> _Task description_: Produce a verbatim copy of the entries listed below.

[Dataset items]
* * * * * * *

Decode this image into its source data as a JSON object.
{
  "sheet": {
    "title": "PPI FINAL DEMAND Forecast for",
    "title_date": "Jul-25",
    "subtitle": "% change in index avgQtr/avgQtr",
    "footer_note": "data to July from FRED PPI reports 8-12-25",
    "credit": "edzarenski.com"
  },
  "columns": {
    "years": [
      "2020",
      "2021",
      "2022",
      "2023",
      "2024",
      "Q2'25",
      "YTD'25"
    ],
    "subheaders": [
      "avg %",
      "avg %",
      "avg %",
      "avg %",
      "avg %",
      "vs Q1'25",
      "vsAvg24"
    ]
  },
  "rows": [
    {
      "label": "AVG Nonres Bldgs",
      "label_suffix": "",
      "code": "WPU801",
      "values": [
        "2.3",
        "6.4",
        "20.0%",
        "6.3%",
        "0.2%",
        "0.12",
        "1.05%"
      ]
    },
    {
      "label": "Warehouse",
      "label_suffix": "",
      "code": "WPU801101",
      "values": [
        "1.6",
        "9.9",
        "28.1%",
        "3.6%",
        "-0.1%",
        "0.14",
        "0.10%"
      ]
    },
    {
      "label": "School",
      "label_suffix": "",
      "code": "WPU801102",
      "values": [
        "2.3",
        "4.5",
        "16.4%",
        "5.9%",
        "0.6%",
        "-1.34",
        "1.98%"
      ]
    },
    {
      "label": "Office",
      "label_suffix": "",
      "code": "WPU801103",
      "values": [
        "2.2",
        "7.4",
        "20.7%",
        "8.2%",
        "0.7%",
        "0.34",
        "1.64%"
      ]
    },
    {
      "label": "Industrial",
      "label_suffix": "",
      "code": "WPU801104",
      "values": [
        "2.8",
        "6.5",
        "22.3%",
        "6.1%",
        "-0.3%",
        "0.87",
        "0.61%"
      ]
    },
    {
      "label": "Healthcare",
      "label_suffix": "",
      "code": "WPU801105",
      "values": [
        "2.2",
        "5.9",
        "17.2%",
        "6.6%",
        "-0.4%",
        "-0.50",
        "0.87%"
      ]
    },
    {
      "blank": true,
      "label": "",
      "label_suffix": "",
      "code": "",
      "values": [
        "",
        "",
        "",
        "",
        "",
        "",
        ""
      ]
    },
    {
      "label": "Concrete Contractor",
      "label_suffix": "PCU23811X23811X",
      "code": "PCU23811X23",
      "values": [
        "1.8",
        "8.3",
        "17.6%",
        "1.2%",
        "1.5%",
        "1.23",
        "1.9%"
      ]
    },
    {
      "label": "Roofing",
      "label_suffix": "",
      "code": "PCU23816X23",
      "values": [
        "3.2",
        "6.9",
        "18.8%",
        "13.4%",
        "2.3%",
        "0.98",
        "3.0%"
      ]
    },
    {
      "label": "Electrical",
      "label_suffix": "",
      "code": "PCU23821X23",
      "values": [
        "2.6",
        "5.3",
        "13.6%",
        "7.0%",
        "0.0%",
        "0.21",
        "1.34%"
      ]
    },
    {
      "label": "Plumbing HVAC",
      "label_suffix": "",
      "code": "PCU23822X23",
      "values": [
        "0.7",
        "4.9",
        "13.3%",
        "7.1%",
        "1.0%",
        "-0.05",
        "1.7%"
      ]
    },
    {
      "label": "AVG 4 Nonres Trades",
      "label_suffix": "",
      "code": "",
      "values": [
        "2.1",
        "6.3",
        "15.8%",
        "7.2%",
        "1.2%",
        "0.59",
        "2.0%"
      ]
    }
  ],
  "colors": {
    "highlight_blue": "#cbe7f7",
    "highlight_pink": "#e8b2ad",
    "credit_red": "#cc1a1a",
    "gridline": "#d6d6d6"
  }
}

* * * * * * *

> _Solution_:
Decode this image into its source data as a JSON object.
{
  "sheet": {
    "title": "PPI FINAL DEMAND Forecast for",
    "title_date": "Jul-25",
    "subtitle": "% change in index avgQtr/avgQtr",
    "footer_note": "data to July from FRED PPI reports 8-12-25",
    "credit": "edzarenski.com"
  },
  "columns": {
    "years": [
      "2020",
      "2021",
      "2022",
      "2023",
      "2024",
      "Q2'25",
      "YTD'25"
    ],
    "subheaders": [
      "avg %",
      "avg %",
      "avg %",
      "avg %",
      "avg %",
      "vs Q1'25",
      "vsAvg24"
    ]
  },
  "rows": [
    {
      "label": "AVG Nonres Bldgs",
      "label_suffix": "",
      "code": "WPU801",
      "values": [
        "2.3",
        "6.4",
        "20.0%",
        "6.3%",
        "0.2%",
        "0.12",
        "1.05%"
      ]
    },
    {
      "label": "Warehouse",
      "label_suffix": "",
      "code": "WPU801101",
      "values": [
        "1.6",
        "9.9",
        "28.1%",
        "3.6%",
        "-0.1%",
        "0.14",
        "0.10%"
      ]
    },
    {
      "label": "School",
      "label_suffix": "",
      "code": "WPU801102",
      "values": [
        "2.3",
        "4.5",
        "16.4%",
        "5.9%",
        "0.6%",
        "-1.34",
        "1.98%"
      ]
    },
    {
      "label": "Office",
      "label_suffix": "",
      "code": "WPU801103",
      "values": [
        "2.2",
        "7.4",
        "20.7%",
        "8.2%",
        "0.7%",
        "0.34",
        "1.64%"
      ]
    },
    {
      "label": "Industrial",
      "label_suffix": "",
      "code": "WPU801104",
      "values": [
        "2.8",
        "6.5",
        "22.3%",
        "6.1%",
        "-0.3%",
        "0.87",
        "0.61%"
      ]
    },
    {
      "label": "Healthcare",
      "label_suffix": "",
      "code": "WPU801105",
      "values": [
        "2.2",
        "5.9",
        "17.2%",
        "6.6%",
        "-0.4%",
        "-0.50",
        "0.87%"
      ]
    },
    {
      "blank": true,
      "label": "",
      "label_suffix": "",
      "code": "",
      "values": [
        "",
        "",
        "",
        "",
        "",
        "",
        ""
      ]
    },
    {
      "label": "Concrete Contractor",
      "label_suffix": "PCU23811X23811X",
      "code": "PCU23811X23",
      "values": [
        "1.8",
        "8.3",
        "17.6%",
        "1.2%",
        "1.5%",
        "1.23",
        "1.9%"
      ]
    },
    {
      "label": "Roofing",
      "label_suffix": "",
      "code": "PCU23816X23",
      "values": [
        "3.2",
        "6.9",
        "18.8%",
        "13.4%",
        "2.3%",
        "0.98",
        "3.0%"
      ]
    },
    {
      "label": "Electrical",
      "label_suffix": "",
      "code": "PCU23821X23",
      "values": [
        "2.6",
        "5.3",
        "13.6%",
        "7.0%",
        "0.0%",
        "0.21",
        "1.34%"
      ]
    },
    {
      "label": "Plumbing HVAC",
      "label_suffix": "",
      "code": "PCU23822X23",
      "values": [
        "0.7",
        "4.9",
        "13.3%",
        "7.1%",
        "1.0%",
        "-0.05",
        "1.7%"
      ]
    },
    {
      "label": "AVG 4 Nonres Trades",
      "label_suffix": "",
      "code": "",
      "values": [
        "2.1",
        "6.3",
        "15.8%",
        "7.2%",
        "1.2%",
        "0.59",
        "2.0%"
      ]
    }
  ],
  "colors": {
    "highlight_blue": "#cbe7f7",
    "highlight_pink": "#e8b2ad",
    "credit_red": "#cc1a1a",
    "gridline": "#d6d6d6"
  }
}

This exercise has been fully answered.